(A run of records)
** Begin **

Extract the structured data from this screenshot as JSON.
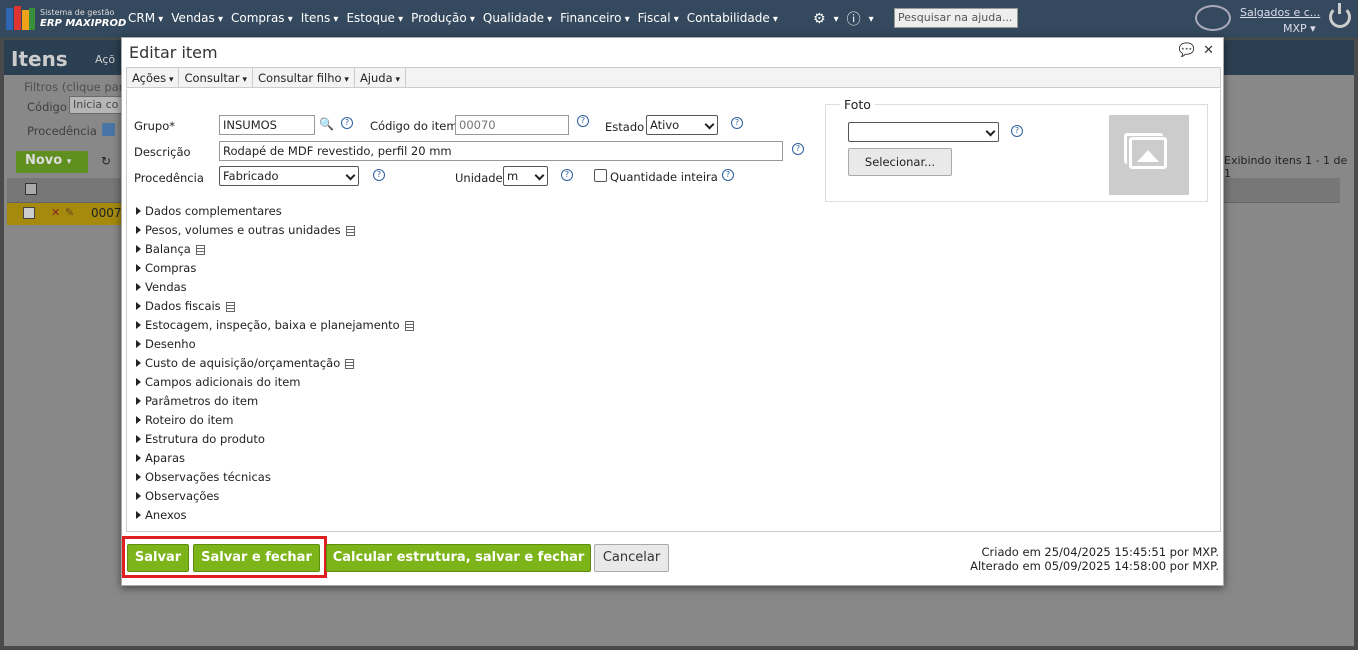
{
  "topbar": {
    "logo_line1": "Sistema de gestão",
    "logo_line2": "ERP MAXIPROD",
    "menu": [
      "CRM",
      "Vendas",
      "Compras",
      "Itens",
      "Estoque",
      "Produção",
      "Qualidade",
      "Financeiro",
      "Fiscal",
      "Contabilidade"
    ],
    "search_placeholder": "Pesquisar na ajuda...",
    "user_link": "Salgados e c...",
    "company": "MXP"
  },
  "page": {
    "title": "Itens",
    "acoes_partial": "Açõ",
    "filter_title": "Filtros (clique para",
    "filter_codigo_label": "Código",
    "filter_codigo_value": "Inicia co",
    "filter_procedencia_label": "Procedência",
    "novo_label": "Novo",
    "exibindo": "Exibindo itens 1 - 1 de 1",
    "row_code": "0007"
  },
  "dialog": {
    "title": "Editar item",
    "menu": [
      "Ações",
      "Consultar",
      "Consultar filho",
      "Ajuda"
    ],
    "grupo_label": "Grupo*",
    "grupo_value": "INSUMOS",
    "codigo_label": "Código do item",
    "codigo_placeholder": "00070",
    "estado_label": "Estado",
    "estado_value": "Ativo",
    "descricao_label": "Descrição",
    "descricao_value": "Rodapé de MDF revestido, perfil 20 mm",
    "procedencia_label": "Procedência",
    "procedencia_value": "Fabricado",
    "unidade_label": "Unidade",
    "unidade_value": "m",
    "quantidade_inteira_label": "Quantidade inteira",
    "foto_label": "Foto",
    "foto_select_value": "",
    "selecionar_label": "Selecionar...",
    "sections": [
      {
        "label": "Dados complementares",
        "doc": false
      },
      {
        "label": "Pesos, volumes e outras unidades",
        "doc": true
      },
      {
        "label": "Balança",
        "doc": true
      },
      {
        "label": "Compras",
        "doc": false
      },
      {
        "label": "Vendas",
        "doc": false
      },
      {
        "label": "Dados fiscais",
        "doc": true
      },
      {
        "label": "Estocagem, inspeção, baixa e planejamento",
        "doc": true
      },
      {
        "label": "Desenho",
        "doc": false
      },
      {
        "label": "Custo de aquisição/orçamentação",
        "doc": true
      },
      {
        "label": "Campos adicionais do item",
        "doc": false
      },
      {
        "label": "Parâmetros do item",
        "doc": false
      },
      {
        "label": "Roteiro do item",
        "doc": false
      },
      {
        "label": "Estrutura do produto",
        "doc": false
      },
      {
        "label": "Aparas",
        "doc": false
      },
      {
        "label": "Observações técnicas",
        "doc": false
      },
      {
        "label": "Observações",
        "doc": false
      },
      {
        "label": "Anexos",
        "doc": false
      }
    ],
    "buttons": {
      "salvar": "Salvar",
      "salvar_fechar": "Salvar e fechar",
      "calcular": "Calcular estrutura, salvar e fechar",
      "cancelar": "Cancelar"
    },
    "criado": "Criado em 25/04/2025 15:45:51 por MXP.",
    "alterado": "Alterado em 05/09/2025 14:58:00 por MXP."
  },
  "colors": {
    "topbar": "#34495e",
    "accent_green": "#7cb41a",
    "highlight": "#e02020"
  }
}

** End **

- _The exercise_:
Go through the listing above and return every line where the word "Código" occurs.

- _Worked answer_:
    "filter_codigo_label": "Código",
    "codigo_label": "Código do item",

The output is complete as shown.